### What to produce
Extract the full set of records that follows, word for word.
>> START Listed entries
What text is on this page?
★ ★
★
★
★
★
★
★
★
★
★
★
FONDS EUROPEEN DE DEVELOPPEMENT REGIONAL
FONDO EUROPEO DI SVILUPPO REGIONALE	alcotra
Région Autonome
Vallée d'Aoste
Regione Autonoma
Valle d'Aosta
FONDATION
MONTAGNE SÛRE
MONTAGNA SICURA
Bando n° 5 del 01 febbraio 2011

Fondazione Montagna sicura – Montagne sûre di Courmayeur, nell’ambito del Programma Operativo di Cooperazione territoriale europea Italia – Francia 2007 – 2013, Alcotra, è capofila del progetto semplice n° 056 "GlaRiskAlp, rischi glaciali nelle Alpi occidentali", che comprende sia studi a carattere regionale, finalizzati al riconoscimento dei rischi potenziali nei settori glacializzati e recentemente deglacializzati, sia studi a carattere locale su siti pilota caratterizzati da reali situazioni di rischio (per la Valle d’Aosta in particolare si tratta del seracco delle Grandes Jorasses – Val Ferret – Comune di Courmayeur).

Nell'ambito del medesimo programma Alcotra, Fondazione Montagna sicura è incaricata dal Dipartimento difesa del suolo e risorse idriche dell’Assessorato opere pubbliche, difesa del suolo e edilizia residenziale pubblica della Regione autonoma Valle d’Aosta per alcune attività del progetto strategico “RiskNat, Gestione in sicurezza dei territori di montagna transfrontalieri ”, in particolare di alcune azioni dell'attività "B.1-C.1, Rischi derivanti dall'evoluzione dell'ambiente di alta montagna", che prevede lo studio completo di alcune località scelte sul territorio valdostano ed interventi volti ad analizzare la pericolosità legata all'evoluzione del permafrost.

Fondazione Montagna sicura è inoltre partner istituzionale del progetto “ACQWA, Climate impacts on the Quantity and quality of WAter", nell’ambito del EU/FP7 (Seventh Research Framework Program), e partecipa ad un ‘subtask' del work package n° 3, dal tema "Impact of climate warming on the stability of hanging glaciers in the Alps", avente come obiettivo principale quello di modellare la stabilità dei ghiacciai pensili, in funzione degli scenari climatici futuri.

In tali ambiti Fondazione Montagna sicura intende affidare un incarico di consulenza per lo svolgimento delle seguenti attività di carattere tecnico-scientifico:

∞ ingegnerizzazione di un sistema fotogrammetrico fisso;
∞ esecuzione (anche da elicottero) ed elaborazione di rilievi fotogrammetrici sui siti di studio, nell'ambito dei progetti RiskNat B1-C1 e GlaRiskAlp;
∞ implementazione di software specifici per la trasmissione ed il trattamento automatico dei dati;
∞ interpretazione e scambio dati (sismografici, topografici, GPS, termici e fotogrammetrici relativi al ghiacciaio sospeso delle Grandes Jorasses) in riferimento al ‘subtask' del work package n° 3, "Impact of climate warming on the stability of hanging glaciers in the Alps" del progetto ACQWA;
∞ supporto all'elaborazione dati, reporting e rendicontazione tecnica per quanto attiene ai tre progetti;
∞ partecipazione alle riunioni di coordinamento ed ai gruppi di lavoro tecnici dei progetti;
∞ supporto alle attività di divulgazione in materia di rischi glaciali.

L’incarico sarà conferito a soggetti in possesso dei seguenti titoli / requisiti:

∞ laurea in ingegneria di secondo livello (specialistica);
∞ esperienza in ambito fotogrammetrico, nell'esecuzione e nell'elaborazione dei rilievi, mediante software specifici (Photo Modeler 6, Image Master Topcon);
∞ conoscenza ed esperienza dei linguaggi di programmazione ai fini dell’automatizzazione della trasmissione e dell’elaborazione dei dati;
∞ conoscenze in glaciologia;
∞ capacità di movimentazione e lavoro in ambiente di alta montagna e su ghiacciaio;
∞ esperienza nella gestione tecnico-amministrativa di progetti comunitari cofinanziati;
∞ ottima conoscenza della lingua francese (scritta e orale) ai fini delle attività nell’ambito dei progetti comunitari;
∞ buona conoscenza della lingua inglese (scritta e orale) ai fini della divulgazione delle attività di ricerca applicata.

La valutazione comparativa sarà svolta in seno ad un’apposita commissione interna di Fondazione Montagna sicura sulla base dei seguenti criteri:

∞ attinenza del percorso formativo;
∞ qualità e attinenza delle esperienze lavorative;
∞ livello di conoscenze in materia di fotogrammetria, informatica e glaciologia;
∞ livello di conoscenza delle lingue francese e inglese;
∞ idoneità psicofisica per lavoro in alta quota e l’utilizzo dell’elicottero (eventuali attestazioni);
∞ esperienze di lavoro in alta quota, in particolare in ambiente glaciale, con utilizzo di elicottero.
>> END Listed entries
### Answer to this exercise
What text is on this page?
★ ★
★
★
★
★
★
★
★
★
★
★
FONDS EUROPEEN DE DEVELOPPEMENT REGIONAL
FONDO EUROPEO DI SVILUPPO REGIONALE	alcotra
Région Autonome
Vallée d'Aoste
Regione Autonoma
Valle d'Aosta
FONDATION
MONTAGNE SÛRE
MONTAGNA SICURA
Bando n° 5 del 01 febbraio 2011

Fondazione Montagna sicura – Montagne sûre di Courmayeur, nell’ambito del Programma Operativo di Cooperazione territoriale europea Italia – Francia 2007 – 2013, Alcotra, è capofila del progetto semplice n° 056 "GlaRiskAlp, rischi glaciali nelle Alpi occidentali", che comprende sia studi a carattere regionale, finalizzati al riconoscimento dei rischi potenziali nei settori glacializzati e recentemente deglacializzati, sia studi a carattere locale su siti pilota caratterizzati da reali situazioni di rischio (per la Valle d’Aosta in particolare si tratta del seracco delle Grandes Jorasses – Val Ferret – Comune di Courmayeur).

Nell'ambito del medesimo programma Alcotra, Fondazione Montagna sicura è incaricata dal Dipartimento difesa del suolo e risorse idriche dell’Assessorato opere pubbliche, difesa del suolo e edilizia residenziale pubblica della Regione autonoma Valle d’Aosta per alcune attività del progetto strategico “RiskNat, Gestione in sicurezza dei territori di montagna transfrontalieri ”, in particolare di alcune azioni dell'attività "B.1-C.1, Rischi derivanti dall'evoluzione dell'ambiente di alta montagna", che prevede lo studio completo di alcune località scelte sul territorio valdostano ed interventi volti ad analizzare la pericolosità legata all'evoluzione del permafrost.

Fondazione Montagna sicura è inoltre partner istituzionale del progetto “ACQWA, Climate impacts on the Quantity and quality of WAter", nell’ambito del EU/FP7 (Seventh Research Framework Program), e partecipa ad un ‘subtask' del work package n° 3, dal tema "Impact of climate warming on the stability of hanging glaciers in the Alps", avente come obiettivo principale quello di modellare la stabilità dei ghiacciai pensili, in funzione degli scenari climatici futuri.

In tali ambiti Fondazione Montagna sicura intende affidare un incarico di consulenza per lo svolgimento delle seguenti attività di carattere tecnico-scientifico:

∞ ingegnerizzazione di un sistema fotogrammetrico fisso;
∞ esecuzione (anche da elicottero) ed elaborazione di rilievi fotogrammetrici sui siti di studio, nell'ambito dei progetti RiskNat B1-C1 e GlaRiskAlp;
∞ implementazione di software specifici per la trasmissione ed il trattamento automatico dei dati;
∞ interpretazione e scambio dati (sismografici, topografici, GPS, termici e fotogrammetrici relativi al ghiacciaio sospeso delle Grandes Jorasses) in riferimento al ‘subtask' del work package n° 3, "Impact of climate warming on the stability of hanging glaciers in the Alps" del progetto ACQWA;
∞ supporto all'elaborazione dati, reporting e rendicontazione tecnica per quanto attiene ai tre progetti;
∞ partecipazione alle riunioni di coordinamento ed ai gruppi di lavoro tecnici dei progetti;
∞ supporto alle attività di divulgazione in materia di rischi glaciali.

L’incarico sarà conferito a soggetti in possesso dei seguenti titoli / requisiti:

∞ laurea in ingegneria di secondo livello (specialistica);
∞ esperienza in ambito fotogrammetrico, nell'esecuzione e nell'elaborazione dei rilievi, mediante software specifici (Photo Modeler 6, Image Master Topcon);
∞ conoscenza ed esperienza dei linguaggi di programmazione ai fini dell’automatizzazione della trasmissione e dell’elaborazione dei dati;
∞ conoscenze in glaciologia;
∞ capacità di movimentazione e lavoro in ambiente di alta montagna e su ghiacciaio;
∞ esperienza nella gestione tecnico-amministrativa di progetti comunitari cofinanziati;
∞ ottima conoscenza della lingua francese (scritta e orale) ai fini delle attività nell’ambito dei progetti comunitari;
∞ buona conoscenza della lingua inglese (scritta e orale) ai fini della divulgazione delle attività di ricerca applicata.

La valutazione comparativa sarà svolta in seno ad un’apposita commissione interna di Fondazione Montagna sicura sulla base dei seguenti criteri:

∞ attinenza del percorso formativo;
∞ qualità e attinenza delle esperienze lavorative;
∞ livello di conoscenze in materia di fotogrammetria, informatica e glaciologia;
∞ livello di conoscenza delle lingue francese e inglese;
∞ idoneità psicofisica per lavoro in alta quota e l’utilizzo dell’elicottero (eventuali attestazioni);
∞ esperienze di lavoro in alta quota, in particolare in ambiente glaciale, con utilizzo di elicottero.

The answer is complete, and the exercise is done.